Task details
Output solely the number of lines containing the string "price".

[Collected data]
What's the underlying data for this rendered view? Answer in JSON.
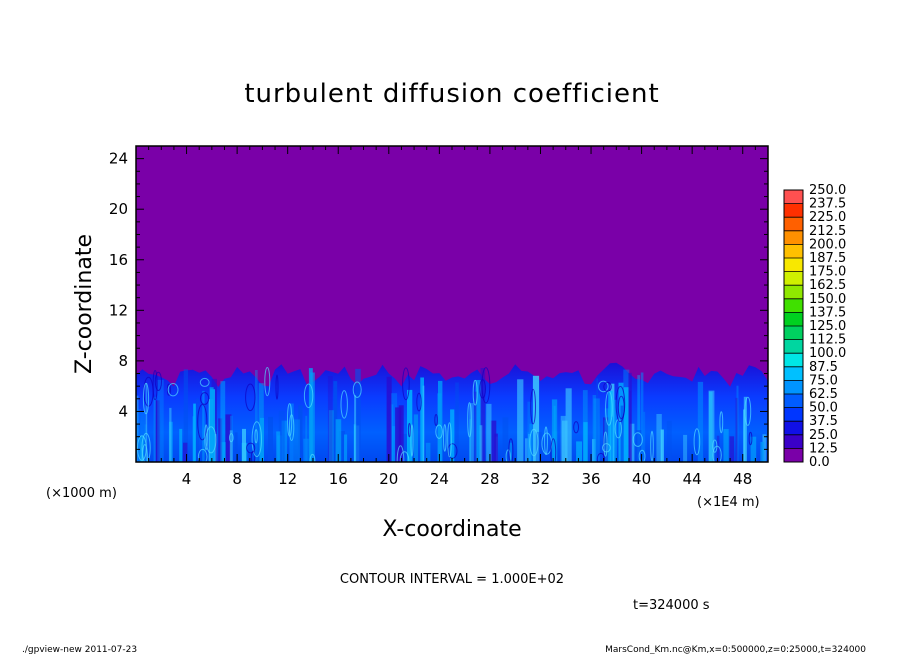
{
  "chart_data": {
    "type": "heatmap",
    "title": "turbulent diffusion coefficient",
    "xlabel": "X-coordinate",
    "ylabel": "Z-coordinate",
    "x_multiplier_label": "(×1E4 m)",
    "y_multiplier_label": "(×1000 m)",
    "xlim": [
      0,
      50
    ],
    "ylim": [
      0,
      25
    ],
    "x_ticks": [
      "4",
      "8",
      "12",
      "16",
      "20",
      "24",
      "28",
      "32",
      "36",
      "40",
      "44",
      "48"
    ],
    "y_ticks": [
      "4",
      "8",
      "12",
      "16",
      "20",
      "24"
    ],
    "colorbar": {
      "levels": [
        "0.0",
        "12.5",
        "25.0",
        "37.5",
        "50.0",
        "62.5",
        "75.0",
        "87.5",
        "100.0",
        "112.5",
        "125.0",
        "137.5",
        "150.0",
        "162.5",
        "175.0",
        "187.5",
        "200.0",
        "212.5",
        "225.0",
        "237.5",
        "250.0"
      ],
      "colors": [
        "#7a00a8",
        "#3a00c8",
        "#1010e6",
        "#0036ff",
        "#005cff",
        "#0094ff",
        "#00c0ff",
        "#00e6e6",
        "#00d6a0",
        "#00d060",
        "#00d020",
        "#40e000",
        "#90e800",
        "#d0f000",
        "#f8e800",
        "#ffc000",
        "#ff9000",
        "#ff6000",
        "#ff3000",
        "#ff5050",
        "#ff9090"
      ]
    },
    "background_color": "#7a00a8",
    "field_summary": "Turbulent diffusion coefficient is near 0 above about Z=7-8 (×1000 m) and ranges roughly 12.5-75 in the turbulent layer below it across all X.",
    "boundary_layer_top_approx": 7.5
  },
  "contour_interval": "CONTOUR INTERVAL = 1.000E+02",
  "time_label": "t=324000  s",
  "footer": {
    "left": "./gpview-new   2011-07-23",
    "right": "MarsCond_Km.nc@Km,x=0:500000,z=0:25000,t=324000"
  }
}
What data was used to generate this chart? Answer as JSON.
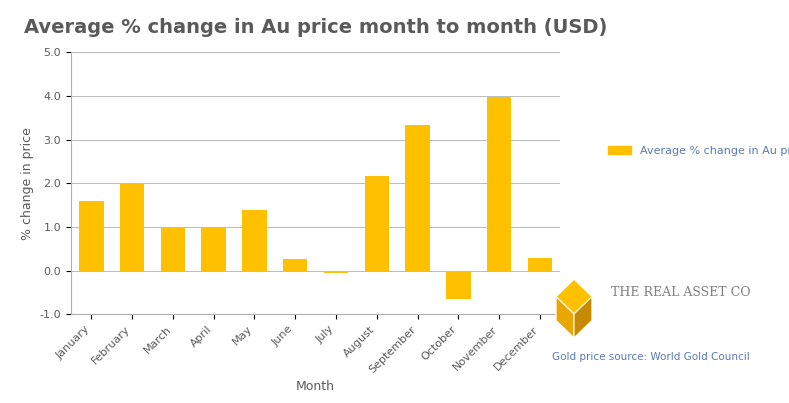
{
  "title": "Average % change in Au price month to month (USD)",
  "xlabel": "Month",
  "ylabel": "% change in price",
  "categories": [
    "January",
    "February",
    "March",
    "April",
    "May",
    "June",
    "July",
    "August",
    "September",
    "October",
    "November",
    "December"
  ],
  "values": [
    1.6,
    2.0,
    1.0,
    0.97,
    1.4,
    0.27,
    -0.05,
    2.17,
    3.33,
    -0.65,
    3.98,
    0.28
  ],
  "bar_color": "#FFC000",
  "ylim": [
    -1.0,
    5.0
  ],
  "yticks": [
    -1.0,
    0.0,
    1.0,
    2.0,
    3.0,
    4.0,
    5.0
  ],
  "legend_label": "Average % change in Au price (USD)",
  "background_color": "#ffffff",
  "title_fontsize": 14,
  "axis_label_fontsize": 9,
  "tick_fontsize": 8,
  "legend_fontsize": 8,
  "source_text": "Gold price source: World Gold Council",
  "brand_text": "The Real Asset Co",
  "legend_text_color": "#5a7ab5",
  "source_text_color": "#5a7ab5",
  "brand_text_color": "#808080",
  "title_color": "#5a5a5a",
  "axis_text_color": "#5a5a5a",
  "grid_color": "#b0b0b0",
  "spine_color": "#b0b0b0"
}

Written response
4